• _TASK TO COMPLETE_: Everything from the line with "Read all visible content and emit it as JSON." to the end of the data should be restated word for word, and nothing before it.

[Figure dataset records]
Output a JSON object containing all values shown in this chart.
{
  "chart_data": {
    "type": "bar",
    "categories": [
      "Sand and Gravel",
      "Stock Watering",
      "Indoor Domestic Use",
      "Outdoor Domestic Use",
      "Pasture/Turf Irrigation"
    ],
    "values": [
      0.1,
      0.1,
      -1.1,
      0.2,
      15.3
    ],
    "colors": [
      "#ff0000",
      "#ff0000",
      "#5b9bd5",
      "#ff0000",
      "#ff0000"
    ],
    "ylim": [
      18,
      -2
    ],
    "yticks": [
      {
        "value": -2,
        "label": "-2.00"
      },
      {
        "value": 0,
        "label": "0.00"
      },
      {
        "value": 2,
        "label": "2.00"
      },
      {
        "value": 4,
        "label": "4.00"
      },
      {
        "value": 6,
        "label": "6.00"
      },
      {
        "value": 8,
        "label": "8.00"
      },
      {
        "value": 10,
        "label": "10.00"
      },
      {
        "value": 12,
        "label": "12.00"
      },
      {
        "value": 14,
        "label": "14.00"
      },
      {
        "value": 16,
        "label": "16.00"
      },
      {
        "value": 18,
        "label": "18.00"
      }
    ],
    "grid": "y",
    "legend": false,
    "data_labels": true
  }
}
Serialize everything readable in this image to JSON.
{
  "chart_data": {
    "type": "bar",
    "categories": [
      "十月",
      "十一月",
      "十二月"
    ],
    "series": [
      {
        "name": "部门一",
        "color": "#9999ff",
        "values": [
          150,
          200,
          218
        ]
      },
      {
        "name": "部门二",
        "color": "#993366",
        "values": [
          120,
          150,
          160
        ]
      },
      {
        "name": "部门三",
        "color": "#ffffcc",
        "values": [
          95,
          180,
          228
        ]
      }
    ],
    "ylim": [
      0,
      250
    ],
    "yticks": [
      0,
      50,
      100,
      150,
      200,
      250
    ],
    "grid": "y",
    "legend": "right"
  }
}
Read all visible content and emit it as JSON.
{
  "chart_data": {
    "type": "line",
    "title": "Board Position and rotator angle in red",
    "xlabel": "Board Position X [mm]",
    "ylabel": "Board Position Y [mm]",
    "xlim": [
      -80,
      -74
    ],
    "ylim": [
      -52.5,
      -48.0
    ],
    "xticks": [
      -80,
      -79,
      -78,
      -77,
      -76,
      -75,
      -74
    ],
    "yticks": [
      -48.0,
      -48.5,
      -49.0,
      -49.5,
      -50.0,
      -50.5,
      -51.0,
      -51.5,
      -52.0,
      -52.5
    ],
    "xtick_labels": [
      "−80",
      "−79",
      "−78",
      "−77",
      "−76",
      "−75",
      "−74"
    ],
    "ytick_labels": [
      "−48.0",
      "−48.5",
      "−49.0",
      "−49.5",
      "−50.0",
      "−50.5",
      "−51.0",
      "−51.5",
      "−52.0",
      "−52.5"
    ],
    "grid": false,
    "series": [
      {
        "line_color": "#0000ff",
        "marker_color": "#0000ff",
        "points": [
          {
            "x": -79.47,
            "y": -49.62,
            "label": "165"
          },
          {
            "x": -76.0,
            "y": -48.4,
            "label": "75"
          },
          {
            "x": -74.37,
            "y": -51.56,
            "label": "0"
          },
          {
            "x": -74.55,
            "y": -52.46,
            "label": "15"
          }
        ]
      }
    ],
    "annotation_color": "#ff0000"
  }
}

• _WORKED SOLUTION_:
Read all visible content and emit it as JSON.
{
  "chart_data": {
    "type": "line",
    "title": "Board Position and rotator angle in red",
    "xlabel": "Board Position X [mm]",
    "ylabel": "Board Position Y [mm]",
    "xlim": [
      -80,
      -74
    ],
    "ylim": [
      -52.5,
      -48.0
    ],
    "xticks": [
      -80,
      -79,
      -78,
      -77,
      -76,
      -75,
      -74
    ],
    "yticks": [
      -48.0,
      -48.5,
      -49.0,
      -49.5,
      -50.0,
      -50.5,
      -51.0,
      -51.5,
      -52.0,
      -52.5
    ],
    "xtick_labels": [
      "−80",
      "−79",
      "−78",
      "−77",
      "−76",
      "−75",
      "−74"
    ],
    "ytick_labels": [
      "−48.0",
      "−48.5",
      "−49.0",
      "−49.5",
      "−50.0",
      "−50.5",
      "−51.0",
      "−51.5",
      "−52.0",
      "−52.5"
    ],
    "grid": false,
    "series": [
      {
        "line_color": "#0000ff",
        "marker_color": "#0000ff",
        "points": [
          {
            "x": -79.47,
            "y": -49.62,
            "label": "165"
          },
          {
            "x": -76.0,
            "y": -48.4,
            "label": "75"
          },
          {
            "x": -74.37,
            "y": -51.56,
            "label": "0"
          },
          {
            "x": -74.55,
            "y": -52.46,
            "label": "15"
          }
        ]
      }
    ],
    "annotation_color": "#ff0000"
  }
}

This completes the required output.